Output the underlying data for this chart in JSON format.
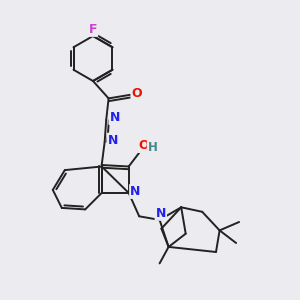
{
  "bg_color": "#ebebf0",
  "bond_color": "#222222",
  "bond_width": 1.4,
  "atom_colors": {
    "F": "#cc44cc",
    "O": "#ee1100",
    "N": "#2222ee",
    "H": "#448888",
    "C": "#222222"
  },
  "font_size": 8.5
}
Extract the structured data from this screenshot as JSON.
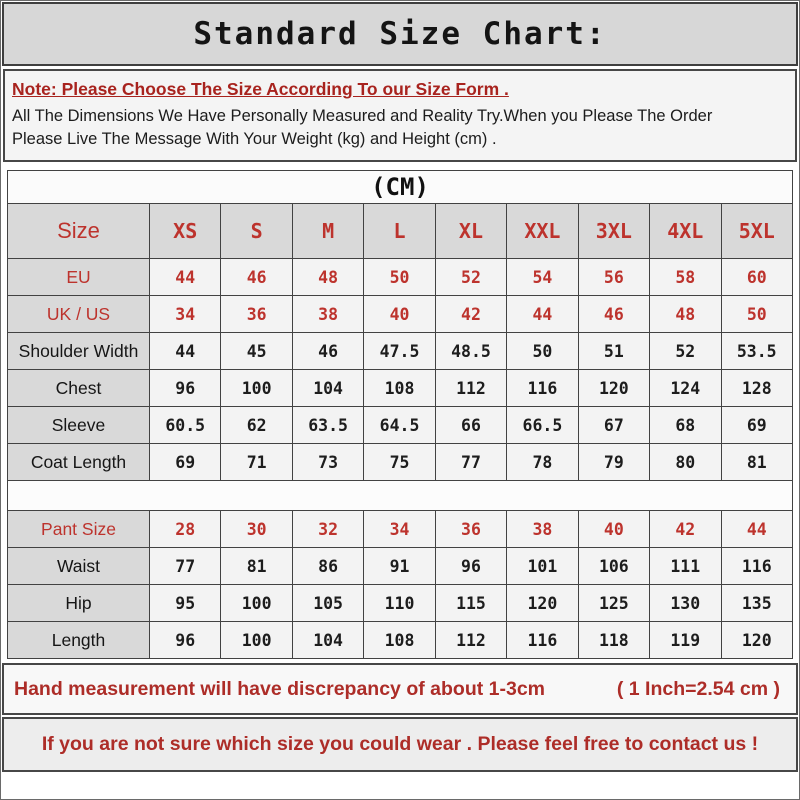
{
  "title": "Standard Size Chart:",
  "note": {
    "headline": "Note: Please Choose The Size According To our Size Form .",
    "line2": "All The Dimensions We Have Personally Measured and Reality Try.When you Please The Order",
    "line3": "Please Live The Message With Your Weight (kg) and Height (cm) ."
  },
  "unit_header": "(CM)",
  "size_table": {
    "header": [
      "Size",
      "XS",
      "S",
      "M",
      "L",
      "XL",
      "XXL",
      "3XL",
      "4XL",
      "5XL"
    ],
    "rows": [
      {
        "label": "EU",
        "red": true,
        "values": [
          "44",
          "46",
          "48",
          "50",
          "52",
          "54",
          "56",
          "58",
          "60"
        ]
      },
      {
        "label": "UK / US",
        "red": true,
        "values": [
          "34",
          "36",
          "38",
          "40",
          "42",
          "44",
          "46",
          "48",
          "50"
        ]
      },
      {
        "label": "Shoulder Width",
        "red": false,
        "values": [
          "44",
          "45",
          "46",
          "47.5",
          "48.5",
          "50",
          "51",
          "52",
          "53.5"
        ]
      },
      {
        "label": "Chest",
        "red": false,
        "values": [
          "96",
          "100",
          "104",
          "108",
          "112",
          "116",
          "120",
          "124",
          "128"
        ]
      },
      {
        "label": "Sleeve",
        "red": false,
        "values": [
          "60.5",
          "62",
          "63.5",
          "64.5",
          "66",
          "66.5",
          "67",
          "68",
          "69"
        ]
      },
      {
        "label": "Coat Length",
        "red": false,
        "values": [
          "69",
          "71",
          "73",
          "75",
          "77",
          "78",
          "79",
          "80",
          "81"
        ]
      }
    ]
  },
  "pant_table": {
    "rows": [
      {
        "label": "Pant Size",
        "red": true,
        "values": [
          "28",
          "30",
          "32",
          "34",
          "36",
          "38",
          "40",
          "42",
          "44"
        ]
      },
      {
        "label": "Waist",
        "red": false,
        "values": [
          "77",
          "81",
          "86",
          "91",
          "96",
          "101",
          "106",
          "111",
          "116"
        ]
      },
      {
        "label": "Hip",
        "red": false,
        "values": [
          "95",
          "100",
          "105",
          "110",
          "115",
          "120",
          "125",
          "130",
          "135"
        ]
      },
      {
        "label": "Length",
        "red": false,
        "values": [
          "96",
          "100",
          "104",
          "108",
          "112",
          "116",
          "118",
          "119",
          "120"
        ]
      }
    ]
  },
  "footer": {
    "discrepancy": "Hand measurement will have discrepancy of about 1-3cm",
    "inch_note": "( 1 Inch=2.54 cm )",
    "contact": "If you are not sure which size you could wear . Please feel free to contact us !"
  },
  "colors": {
    "accent_red": "#bd332d",
    "note_red": "#a8231e",
    "title_bg": "#d7d7d7",
    "label_cell_bg": "#d9d9d9",
    "value_cell_bg": "#f3f3f3",
    "border": "#424242"
  },
  "chart_data": {
    "type": "table",
    "title": "Standard Size Chart (CM)",
    "columns": [
      "Size",
      "XS",
      "S",
      "M",
      "L",
      "XL",
      "XXL",
      "3XL",
      "4XL",
      "5XL"
    ],
    "rows": [
      [
        "EU",
        44,
        46,
        48,
        50,
        52,
        54,
        56,
        58,
        60
      ],
      [
        "UK / US",
        34,
        36,
        38,
        40,
        42,
        44,
        46,
        48,
        50
      ],
      [
        "Shoulder Width",
        44,
        45,
        46,
        47.5,
        48.5,
        50,
        51,
        52,
        53.5
      ],
      [
        "Chest",
        96,
        100,
        104,
        108,
        112,
        116,
        120,
        124,
        128
      ],
      [
        "Sleeve",
        60.5,
        62,
        63.5,
        64.5,
        66,
        66.5,
        67,
        68,
        69
      ],
      [
        "Coat Length",
        69,
        71,
        73,
        75,
        77,
        78,
        79,
        80,
        81
      ],
      [
        "Pant Size",
        28,
        30,
        32,
        34,
        36,
        38,
        40,
        42,
        44
      ],
      [
        "Waist",
        77,
        81,
        86,
        91,
        96,
        101,
        106,
        111,
        116
      ],
      [
        "Hip",
        95,
        100,
        105,
        110,
        115,
        120,
        125,
        130,
        135
      ],
      [
        "Length",
        96,
        100,
        104,
        108,
        112,
        116,
        118,
        119,
        120
      ]
    ],
    "notes": [
      "Note: Please Choose The Size According To our Size Form .",
      "Hand measurement will have discrepancy of about 1-3cm",
      "1 Inch=2.54 cm"
    ]
  }
}
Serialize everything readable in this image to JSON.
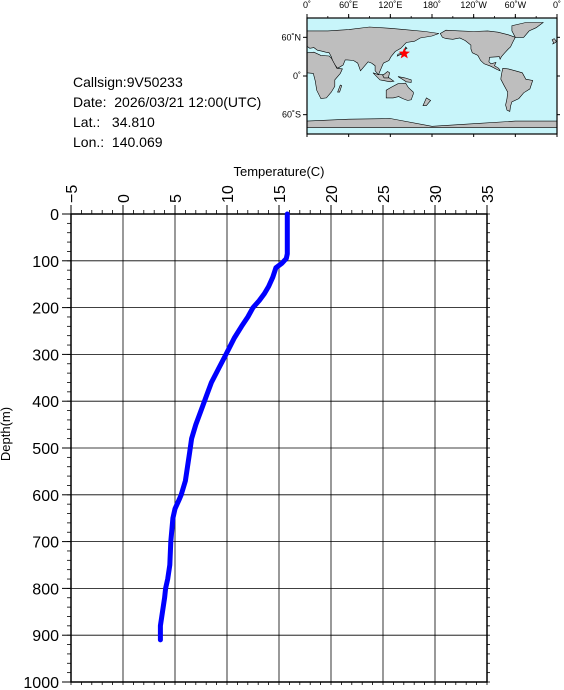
{
  "meta": {
    "callsign_label": "Callsign:",
    "callsign": "9V50233",
    "date_label": "Date:",
    "date": "2026/03/21 12:00(UTC)",
    "lat_label": "Lat.:",
    "lat": "34.810",
    "lon_label": "Lon.:",
    "lon": "140.069"
  },
  "map": {
    "lon_labels": [
      "0˚",
      "60˚E",
      "120˚E",
      "180˚",
      "120˚W",
      "60˚W",
      "0˚"
    ],
    "lat_labels": [
      "60˚N",
      "0˚",
      "60˚S"
    ],
    "ocean_color": "#c8f5fa",
    "land_color": "#bebebe",
    "marker_color": "#ff0000",
    "marker": {
      "lon": 140.069,
      "lat": 34.81
    }
  },
  "chart_data": {
    "type": "line",
    "xlabel": "Temperature(C)",
    "ylabel": "Depth(m)",
    "xlim": [
      -5,
      35
    ],
    "ylim": [
      0,
      1000
    ],
    "y_inverted": true,
    "x_axis_position": "top",
    "grid": true,
    "x_ticks": [
      -5,
      0,
      5,
      10,
      15,
      20,
      25,
      30,
      35
    ],
    "y_ticks": [
      0,
      100,
      200,
      300,
      400,
      500,
      600,
      700,
      800,
      900,
      1000
    ],
    "series": [
      {
        "color": "#0000ff",
        "temperature": [
          15.8,
          15.8,
          15.8,
          15.7,
          15.3,
          14.7,
          14.4,
          14.0,
          13.6,
          13.1,
          12.5,
          12.0,
          11.4,
          10.7,
          9.9,
          9.2,
          8.5,
          8.0,
          7.5,
          7.0,
          6.6,
          6.4,
          6.2,
          6.0,
          5.6,
          5.4,
          5.0,
          4.8,
          4.6,
          4.5,
          4.3,
          4.1,
          4.0,
          3.8,
          3.6,
          3.6
        ],
        "depth": [
          0,
          40,
          85,
          95,
          105,
          115,
          135,
          155,
          170,
          185,
          200,
          220,
          240,
          265,
          300,
          330,
          360,
          390,
          420,
          450,
          480,
          510,
          540,
          570,
          600,
          610,
          630,
          650,
          700,
          750,
          780,
          800,
          820,
          850,
          880,
          910
        ]
      }
    ]
  }
}
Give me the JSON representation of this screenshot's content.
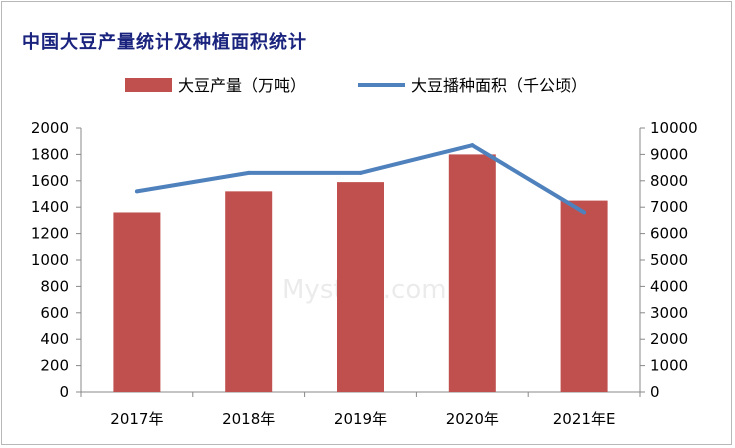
{
  "title": "中国大豆产量统计及种植面积统计",
  "legend": {
    "bar_label": "大豆产量（万吨）",
    "line_label": "大豆播种面积（千公顷）"
  },
  "colors": {
    "bar": "#c0504d",
    "line": "#4f81bd",
    "title": "#1a237e"
  },
  "chart_data": {
    "type": "bar+line",
    "categories": [
      "2017年",
      "2018年",
      "2019年",
      "2020年",
      "2021年E"
    ],
    "series": [
      {
        "name": "大豆产量（万吨）",
        "type": "bar",
        "axis": "left",
        "values": [
          1360,
          1520,
          1590,
          1800,
          1450
        ]
      },
      {
        "name": "大豆播种面积（千公顷）",
        "type": "line",
        "axis": "right",
        "values": [
          7600,
          8300,
          8300,
          9350,
          6800
        ]
      }
    ],
    "y_left": {
      "range": [
        0,
        2000
      ],
      "ticks": [
        "0",
        "200",
        "400",
        "600",
        "800",
        "1000",
        "1200",
        "1400",
        "1600",
        "1800",
        "2000"
      ]
    },
    "y_right": {
      "range": [
        0,
        10000
      ],
      "ticks": [
        "0",
        "1000",
        "2000",
        "3000",
        "4000",
        "5000",
        "6000",
        "7000",
        "8000",
        "9000",
        "10000"
      ]
    },
    "grid": false,
    "legend_position": "top"
  },
  "watermark": "Mysteel.com"
}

Work required
Using the material above, gather every line that includes "discrepancy".

Completed task
    "discrepancy": "Hand measurement will have discrepancy of about 1-3cm",
      "Hand measurement will have discrepancy of about 1-3cm",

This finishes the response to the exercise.